- [TASK DETAILS]: Copy verbatim the lines of the material from the line with "code-line[interactable]: 12 (1497, 842, 2553, 865)" up to and including the line with "diagnostic-row-selected[interactable]: ─ H".

-- START OF LISTING --

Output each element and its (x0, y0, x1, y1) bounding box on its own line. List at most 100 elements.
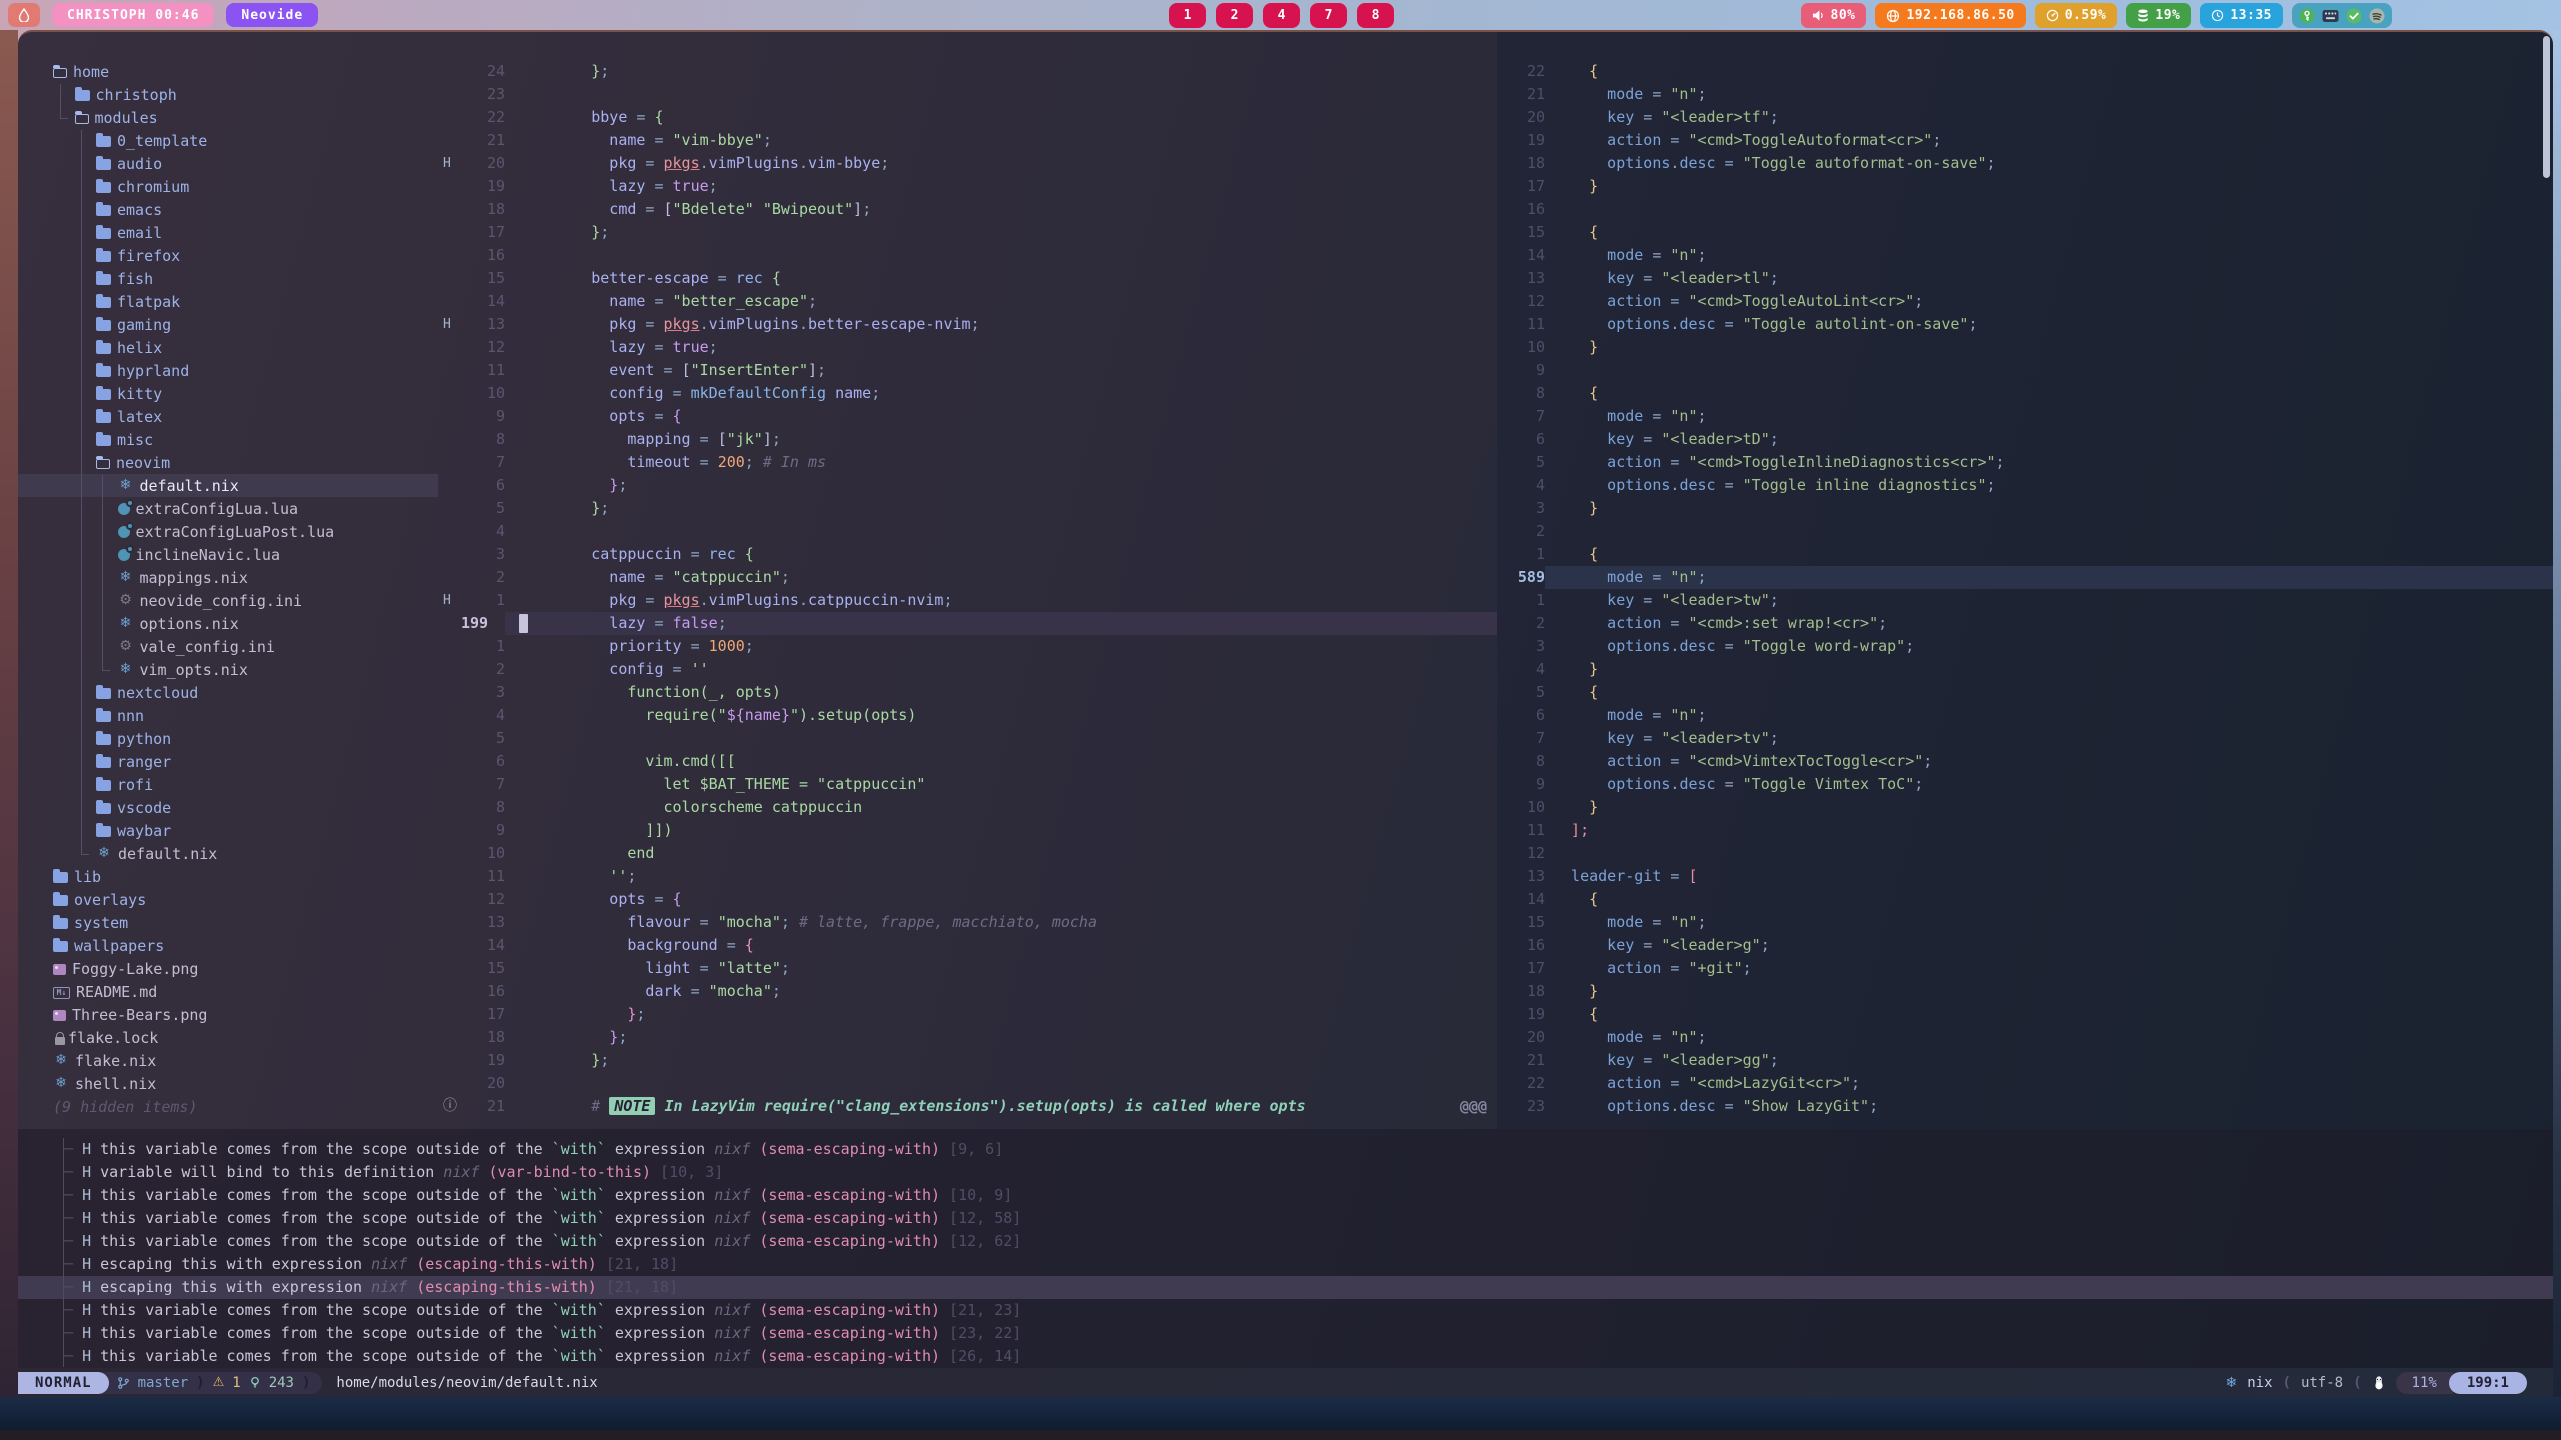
code-line[interactable]: 12 (1497, 842, 2553, 865)
memory-indicator[interactable]: 19% (2126, 3, 2191, 28)
code-line[interactable]: 17 } (1497, 175, 2553, 198)
code-line[interactable]: 21 mode = "n"; (1497, 83, 2553, 106)
code-line[interactable]: 15 mode = "n"; (1497, 911, 2553, 934)
editor-pane-right[interactable]: 22 {21 mode = "n";20 key = "<leader>tf";… (1497, 32, 2553, 1129)
tree-item-system[interactable]: system (18, 911, 438, 934)
tree-item-Three-Bears.png[interactable]: Three-Bears.png (18, 1003, 438, 1026)
code-line[interactable]: 19 { (1497, 1003, 2553, 1026)
key-icon[interactable] (2299, 8, 2315, 24)
diagnostic-row-selected[interactable]: ─ H escaping this with expression nixf (… (18, 1276, 2553, 1299)
tree-item-Foggy-Lake.png[interactable]: Foggy-Lake.png (18, 957, 438, 980)
code-line[interactable]: 11 options.desc = "Toggle autolint-on-sa… (1497, 313, 2553, 336)
code-line[interactable]: 6 vim.cmd([[ (438, 750, 1497, 773)
code-line[interactable]: 5 { (1497, 681, 2553, 704)
editor-pane-left[interactable]: 24 };2322 bbye = {21 name = "vim-bbye";H… (438, 32, 1497, 1129)
code-line[interactable]: 22 bbye = { (438, 106, 1497, 129)
spotify-icon[interactable] (2369, 8, 2385, 24)
code-line[interactable]: 19 }; (438, 1049, 1497, 1072)
tree-item-README.md[interactable]: M↓README.md (18, 980, 438, 1003)
tree-item-lib[interactable]: lib (18, 865, 438, 888)
code-line[interactable]: 11 event = ["InsertEnter"]; (438, 359, 1497, 382)
code-line[interactable]: 13 key = "<leader>tl"; (1497, 267, 2553, 290)
code-line[interactable]: 5 (438, 727, 1497, 750)
code-line[interactable]: 8 colorscheme catppuccin (438, 796, 1497, 819)
code-line[interactable]: 9 ]]) (438, 819, 1497, 842)
code-line[interactable]: ⓘ21 # NOTE In LazyVim require("clang_ext… (438, 1095, 1497, 1118)
code-line-current[interactable]: 199 lazy = false; (438, 612, 1497, 635)
code-line[interactable]: 6 key = "<leader>tD"; (1497, 428, 2553, 451)
workspace-button-8[interactable]: 8 (1357, 3, 1394, 28)
code-line[interactable]: 22 action = "<cmd>LazyGit<cr>"; (1497, 1072, 2553, 1095)
code-line[interactable]: 7 timeout = 200; # In ms (438, 451, 1497, 474)
tree-item-shell.nix[interactable]: ❄shell.nix (18, 1072, 438, 1095)
code-line[interactable]: 1 { (1497, 543, 2553, 566)
network-indicator[interactable]: 192.168.86.50 (1875, 3, 2025, 28)
diagnostic-row[interactable]: ─ H variable will bind to this definitio… (18, 1161, 2553, 1184)
tree-item-overlays[interactable]: overlays (18, 888, 438, 911)
volume-indicator[interactable]: 80% (1801, 3, 1867, 28)
code-line[interactable]: 24 }; (438, 60, 1497, 83)
code-line[interactable]: 5 action = "<cmd>ToggleInlineDiagnostics… (1497, 451, 2553, 474)
code-line[interactable]: 4 options.desc = "Toggle inline diagnost… (1497, 474, 2553, 497)
code-line-current[interactable]: 589 mode = "n"; (1497, 566, 2553, 589)
workspace-button-4[interactable]: 4 (1263, 3, 1300, 28)
code-line[interactable]: 18 }; (438, 1026, 1497, 1049)
code-line[interactable]: 23 options.desc = "Show LazyGit"; (1497, 1095, 2553, 1118)
code-line[interactable]: 6 }; (438, 474, 1497, 497)
code-line[interactable]: 17 }; (438, 1003, 1497, 1026)
code-line[interactable]: 17 action = "+git"; (1497, 957, 2553, 980)
code-line[interactable]: 3 function(_, opts) (438, 681, 1497, 704)
diagnostic-row[interactable]: ─ H this variable comes from the scope o… (18, 1322, 2553, 1345)
code-line[interactable]: 19 action = "<cmd>ToggleAutoformat<cr>"; (1497, 129, 2553, 152)
code-line[interactable]: 11 ''; (438, 865, 1497, 888)
code-line[interactable]: 10 } (1497, 796, 2553, 819)
code-line[interactable]: 4 require("${name}").setup(opts) (438, 704, 1497, 727)
code-line[interactable]: H20 pkg = pkgs.vimPlugins.vim-bbye; (438, 152, 1497, 175)
code-line[interactable]: 16 (438, 244, 1497, 267)
code-line[interactable]: 12 action = "<cmd>ToggleAutoLint<cr>"; (1497, 290, 2553, 313)
code-line[interactable]: 20 key = "<leader>tf"; (1497, 106, 2553, 129)
code-line[interactable]: 14 { (1497, 888, 2553, 911)
code-line[interactable]: 9 options.desc = "Toggle Vimtex ToC"; (1497, 773, 2553, 796)
code-line[interactable]: 6 mode = "n"; (1497, 704, 2553, 727)
clock-indicator[interactable]: 13:35 (2200, 3, 2283, 28)
code-line[interactable]: 18 } (1497, 980, 2553, 1003)
workspace-button-2[interactable]: 2 (1216, 3, 1253, 28)
code-line[interactable]: 20 mode = "n"; (1497, 1026, 2553, 1049)
workspace-button-1[interactable]: 1 (1169, 3, 1206, 28)
code-line[interactable]: 7 let $BAT_THEME = "catppuccin" (438, 773, 1497, 796)
code-line[interactable]: 4 (438, 520, 1497, 543)
code-line[interactable]: 13 flavour = "mocha"; # latte, frappe, m… (438, 911, 1497, 934)
code-line[interactable]: 21 key = "<leader>gg"; (1497, 1049, 2553, 1072)
code-line[interactable]: 10 } (1497, 336, 2553, 359)
code-line[interactable]: 19 lazy = true; (438, 175, 1497, 198)
code-line[interactable]: 2 config = '' (438, 658, 1497, 681)
tree-item-flake.lock[interactable]: flake.lock (18, 1026, 438, 1049)
code-line[interactable]: 12 opts = { (438, 888, 1497, 911)
diagnostic-row[interactable]: ─ H this variable comes from the scope o… (18, 1184, 2553, 1207)
code-line[interactable]: 4 } (1497, 658, 2553, 681)
workspace-clock-pill[interactable]: CHRISTOPH 00:46 (52, 3, 214, 27)
diagnostic-row[interactable]: ─ H this variable comes from the scope o… (18, 1299, 2553, 1322)
code-line[interactable]: 2 (1497, 520, 2553, 543)
tree-item-9hiddenitems[interactable]: (9 hidden items) (18, 1095, 438, 1118)
code-line[interactable]: 16 key = "<leader>g"; (1497, 934, 2553, 957)
code-line[interactable]: 8 mapping = ["jk"]; (438, 428, 1497, 451)
code-line[interactable]: 14 mode = "n"; (1497, 244, 2553, 267)
workspace-button-7[interactable]: 7 (1310, 3, 1347, 28)
scrollbar-thumb[interactable] (2543, 36, 2550, 178)
tree-item-christoph[interactable]: christoph (18, 83, 438, 106)
code-line[interactable]: 1 priority = 1000; (438, 635, 1497, 658)
code-line[interactable]: 10 config = mkDefaultConfig name; (438, 382, 1497, 405)
code-line[interactable]: 15 { (1497, 221, 2553, 244)
code-line[interactable]: 18 cmd = ["Bdelete" "Bwipeout"]; (438, 198, 1497, 221)
code-line[interactable]: 9 opts = { (438, 405, 1497, 428)
code-line[interactable]: 3 catppuccin = rec { (438, 543, 1497, 566)
code-line[interactable]: 15 better-escape = rec { (438, 267, 1497, 290)
code-line[interactable]: 2 name = "catppuccin"; (438, 566, 1497, 589)
code-line[interactable]: 11 ]; (1497, 819, 2553, 842)
diagnostic-row[interactable]: ─ H this variable comes from the scope o… (18, 1138, 2553, 1161)
active-app-pill[interactable]: Neovide (226, 3, 318, 27)
check-icon[interactable] (2346, 8, 2362, 24)
code-line[interactable]: 9 (1497, 359, 2553, 382)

-- END OF LISTING --

- [ANSWER]:
code-line[interactable]: 12 (1497, 842, 2553, 865)
memory-indicator[interactable]: 19% (2126, 3, 2191, 28)
code-line[interactable]: 17 } (1497, 175, 2553, 198)
code-line[interactable]: 21 mode = "n"; (1497, 83, 2553, 106)
code-line[interactable]: 15 mode = "n"; (1497, 911, 2553, 934)
editor-pane-right[interactable]: 22 {21 mode = "n";20 key = "<leader>tf";… (1497, 32, 2553, 1129)
tree-item-system[interactable]: system (18, 911, 438, 934)
tree-item-Three-Bears.png[interactable]: Three-Bears.png (18, 1003, 438, 1026)
code-line[interactable]: 19 { (1497, 1003, 2553, 1026)
key-icon[interactable] (2299, 8, 2315, 24)
diagnostic-row-selected[interactable]: ─ H escaping this with expression nixf (… (18, 1276, 2553, 1299)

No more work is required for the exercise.